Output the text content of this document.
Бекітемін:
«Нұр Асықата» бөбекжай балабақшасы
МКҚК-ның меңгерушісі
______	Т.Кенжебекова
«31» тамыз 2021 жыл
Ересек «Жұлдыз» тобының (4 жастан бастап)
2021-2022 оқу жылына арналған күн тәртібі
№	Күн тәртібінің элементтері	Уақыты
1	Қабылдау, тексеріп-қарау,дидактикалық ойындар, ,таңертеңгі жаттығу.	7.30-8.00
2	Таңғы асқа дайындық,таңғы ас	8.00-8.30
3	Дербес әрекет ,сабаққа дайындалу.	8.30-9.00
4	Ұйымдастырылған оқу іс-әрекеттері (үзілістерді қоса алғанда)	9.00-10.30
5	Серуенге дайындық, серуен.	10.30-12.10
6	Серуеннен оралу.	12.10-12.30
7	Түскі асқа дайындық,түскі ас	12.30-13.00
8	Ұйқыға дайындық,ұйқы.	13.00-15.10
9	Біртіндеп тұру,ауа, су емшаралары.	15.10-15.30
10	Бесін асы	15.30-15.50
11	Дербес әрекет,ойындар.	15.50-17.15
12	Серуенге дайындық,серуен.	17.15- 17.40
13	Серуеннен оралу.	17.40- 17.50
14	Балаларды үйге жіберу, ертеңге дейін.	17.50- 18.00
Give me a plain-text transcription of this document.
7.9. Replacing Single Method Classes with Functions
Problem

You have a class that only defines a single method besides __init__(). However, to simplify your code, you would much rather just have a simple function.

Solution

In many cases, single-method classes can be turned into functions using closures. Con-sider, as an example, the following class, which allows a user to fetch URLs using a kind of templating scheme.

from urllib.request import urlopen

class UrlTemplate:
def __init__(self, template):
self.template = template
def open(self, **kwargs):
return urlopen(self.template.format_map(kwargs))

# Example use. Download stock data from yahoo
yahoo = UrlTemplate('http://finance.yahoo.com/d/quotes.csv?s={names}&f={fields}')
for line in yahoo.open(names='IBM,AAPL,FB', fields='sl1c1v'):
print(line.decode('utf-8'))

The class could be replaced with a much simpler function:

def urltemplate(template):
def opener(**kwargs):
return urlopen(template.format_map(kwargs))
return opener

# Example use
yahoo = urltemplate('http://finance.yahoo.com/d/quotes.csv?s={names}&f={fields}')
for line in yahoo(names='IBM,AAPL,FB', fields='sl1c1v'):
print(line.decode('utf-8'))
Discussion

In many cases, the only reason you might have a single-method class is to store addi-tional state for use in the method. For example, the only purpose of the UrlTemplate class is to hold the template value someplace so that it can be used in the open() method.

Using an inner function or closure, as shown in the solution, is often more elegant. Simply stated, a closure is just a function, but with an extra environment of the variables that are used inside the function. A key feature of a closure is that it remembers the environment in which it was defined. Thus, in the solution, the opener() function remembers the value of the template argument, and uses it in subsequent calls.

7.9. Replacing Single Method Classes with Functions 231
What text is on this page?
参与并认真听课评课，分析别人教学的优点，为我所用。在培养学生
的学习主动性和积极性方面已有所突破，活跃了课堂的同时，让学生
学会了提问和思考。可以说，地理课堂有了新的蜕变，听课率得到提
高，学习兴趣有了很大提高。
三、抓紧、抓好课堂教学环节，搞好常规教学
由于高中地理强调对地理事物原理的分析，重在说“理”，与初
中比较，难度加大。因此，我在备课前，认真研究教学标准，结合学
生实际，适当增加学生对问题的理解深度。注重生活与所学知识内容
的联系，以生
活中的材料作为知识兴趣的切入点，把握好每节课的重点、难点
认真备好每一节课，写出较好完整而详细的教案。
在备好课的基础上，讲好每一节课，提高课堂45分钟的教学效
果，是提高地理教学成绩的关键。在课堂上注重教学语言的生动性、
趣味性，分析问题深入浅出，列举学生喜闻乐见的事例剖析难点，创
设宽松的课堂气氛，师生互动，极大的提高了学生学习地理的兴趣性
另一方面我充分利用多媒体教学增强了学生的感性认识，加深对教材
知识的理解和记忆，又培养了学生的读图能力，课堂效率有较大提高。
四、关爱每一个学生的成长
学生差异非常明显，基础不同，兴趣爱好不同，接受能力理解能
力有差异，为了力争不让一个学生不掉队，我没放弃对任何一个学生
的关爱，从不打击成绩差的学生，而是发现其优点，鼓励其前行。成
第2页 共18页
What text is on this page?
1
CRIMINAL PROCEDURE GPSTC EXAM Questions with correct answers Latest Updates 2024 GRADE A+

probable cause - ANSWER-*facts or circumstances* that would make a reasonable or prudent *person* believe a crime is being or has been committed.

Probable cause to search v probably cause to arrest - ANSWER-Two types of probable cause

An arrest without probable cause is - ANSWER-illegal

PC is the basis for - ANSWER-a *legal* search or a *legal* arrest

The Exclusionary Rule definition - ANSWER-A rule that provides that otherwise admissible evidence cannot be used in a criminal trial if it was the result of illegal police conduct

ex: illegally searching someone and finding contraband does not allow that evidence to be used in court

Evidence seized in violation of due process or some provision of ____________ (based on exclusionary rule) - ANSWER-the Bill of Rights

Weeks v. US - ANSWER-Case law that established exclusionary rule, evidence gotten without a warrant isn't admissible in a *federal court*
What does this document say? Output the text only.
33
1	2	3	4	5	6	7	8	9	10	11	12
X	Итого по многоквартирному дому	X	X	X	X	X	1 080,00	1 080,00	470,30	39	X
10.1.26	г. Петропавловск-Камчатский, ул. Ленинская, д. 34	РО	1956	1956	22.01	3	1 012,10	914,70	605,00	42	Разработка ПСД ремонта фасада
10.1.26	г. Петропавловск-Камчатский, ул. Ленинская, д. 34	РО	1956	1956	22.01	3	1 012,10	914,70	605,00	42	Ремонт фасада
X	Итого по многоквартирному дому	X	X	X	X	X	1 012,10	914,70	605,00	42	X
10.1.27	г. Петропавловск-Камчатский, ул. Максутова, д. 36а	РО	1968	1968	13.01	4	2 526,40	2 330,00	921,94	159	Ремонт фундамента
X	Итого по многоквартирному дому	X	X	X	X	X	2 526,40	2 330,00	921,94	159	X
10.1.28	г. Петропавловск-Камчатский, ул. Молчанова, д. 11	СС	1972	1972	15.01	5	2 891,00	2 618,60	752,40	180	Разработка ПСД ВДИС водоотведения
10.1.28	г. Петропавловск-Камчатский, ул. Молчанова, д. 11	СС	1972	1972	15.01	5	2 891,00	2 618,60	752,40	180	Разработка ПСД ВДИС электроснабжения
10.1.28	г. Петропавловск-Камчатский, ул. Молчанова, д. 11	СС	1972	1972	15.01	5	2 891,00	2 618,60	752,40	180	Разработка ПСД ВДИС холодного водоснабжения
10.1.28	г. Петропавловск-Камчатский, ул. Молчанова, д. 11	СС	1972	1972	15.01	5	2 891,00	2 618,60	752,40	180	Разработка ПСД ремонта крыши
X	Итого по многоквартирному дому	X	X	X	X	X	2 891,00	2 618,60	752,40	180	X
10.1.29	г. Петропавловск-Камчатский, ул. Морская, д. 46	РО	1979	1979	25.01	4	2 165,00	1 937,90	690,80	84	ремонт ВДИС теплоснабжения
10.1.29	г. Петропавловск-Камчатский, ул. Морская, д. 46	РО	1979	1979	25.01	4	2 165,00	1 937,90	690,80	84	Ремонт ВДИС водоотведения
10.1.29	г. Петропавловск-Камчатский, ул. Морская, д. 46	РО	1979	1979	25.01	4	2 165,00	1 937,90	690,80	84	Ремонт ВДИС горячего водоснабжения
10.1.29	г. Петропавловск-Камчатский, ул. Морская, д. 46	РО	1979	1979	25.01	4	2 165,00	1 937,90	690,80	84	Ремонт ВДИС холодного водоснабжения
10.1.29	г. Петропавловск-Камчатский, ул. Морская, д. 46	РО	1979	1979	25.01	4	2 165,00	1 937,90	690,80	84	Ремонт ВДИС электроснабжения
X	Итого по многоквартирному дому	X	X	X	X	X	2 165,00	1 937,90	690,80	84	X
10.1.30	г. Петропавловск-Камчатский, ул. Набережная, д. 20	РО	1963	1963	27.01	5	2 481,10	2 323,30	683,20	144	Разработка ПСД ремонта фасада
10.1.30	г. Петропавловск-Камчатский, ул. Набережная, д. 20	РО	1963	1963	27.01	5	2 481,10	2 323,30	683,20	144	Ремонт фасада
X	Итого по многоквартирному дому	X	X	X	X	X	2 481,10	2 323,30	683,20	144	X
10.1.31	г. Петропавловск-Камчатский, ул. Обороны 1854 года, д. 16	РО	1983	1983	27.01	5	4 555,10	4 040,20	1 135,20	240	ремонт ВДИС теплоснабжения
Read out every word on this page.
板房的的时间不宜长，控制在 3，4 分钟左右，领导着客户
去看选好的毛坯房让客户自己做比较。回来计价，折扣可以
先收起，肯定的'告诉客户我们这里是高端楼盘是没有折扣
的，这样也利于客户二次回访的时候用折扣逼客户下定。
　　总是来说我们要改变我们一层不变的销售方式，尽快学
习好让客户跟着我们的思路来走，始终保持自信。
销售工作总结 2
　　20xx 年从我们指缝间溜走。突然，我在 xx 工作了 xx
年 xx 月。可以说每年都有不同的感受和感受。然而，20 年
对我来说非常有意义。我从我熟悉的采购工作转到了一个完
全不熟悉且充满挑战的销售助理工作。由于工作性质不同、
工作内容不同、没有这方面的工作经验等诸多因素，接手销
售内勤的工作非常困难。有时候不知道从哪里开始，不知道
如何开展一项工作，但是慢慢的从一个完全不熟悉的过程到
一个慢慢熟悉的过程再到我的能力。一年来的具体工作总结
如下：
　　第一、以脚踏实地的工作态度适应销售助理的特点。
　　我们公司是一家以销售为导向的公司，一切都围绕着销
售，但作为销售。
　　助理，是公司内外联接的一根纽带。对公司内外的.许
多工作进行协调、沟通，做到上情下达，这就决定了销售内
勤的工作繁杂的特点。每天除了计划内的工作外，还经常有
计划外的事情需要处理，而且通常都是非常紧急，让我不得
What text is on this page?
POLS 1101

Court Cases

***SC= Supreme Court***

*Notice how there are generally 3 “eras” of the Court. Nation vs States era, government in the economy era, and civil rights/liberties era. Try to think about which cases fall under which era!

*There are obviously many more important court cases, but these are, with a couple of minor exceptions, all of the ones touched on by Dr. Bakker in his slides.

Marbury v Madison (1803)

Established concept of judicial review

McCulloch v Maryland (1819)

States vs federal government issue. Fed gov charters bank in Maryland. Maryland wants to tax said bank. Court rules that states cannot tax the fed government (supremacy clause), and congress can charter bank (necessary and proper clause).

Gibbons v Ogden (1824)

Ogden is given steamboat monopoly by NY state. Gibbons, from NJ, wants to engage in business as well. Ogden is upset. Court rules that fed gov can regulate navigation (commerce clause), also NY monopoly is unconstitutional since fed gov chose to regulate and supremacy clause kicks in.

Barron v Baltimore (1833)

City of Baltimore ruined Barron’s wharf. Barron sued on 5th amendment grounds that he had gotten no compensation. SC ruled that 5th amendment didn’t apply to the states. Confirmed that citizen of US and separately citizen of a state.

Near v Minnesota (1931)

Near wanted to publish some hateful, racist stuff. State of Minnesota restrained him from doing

# # # # #

Where does the word "federal" appear in the listing? List each line that holds it.

Weeks v. US - ANSWER-Case law that established exclusionary rule, evidence gotten without a warrant isn't admissible in a *federal court*
States vs federal government issue. Fed gov charters bank in Maryland. Maryland wants to tax said bank. Court rules that states cannot tax the fed government (supremacy clause), and congress can charter bank (necessary and proper clause).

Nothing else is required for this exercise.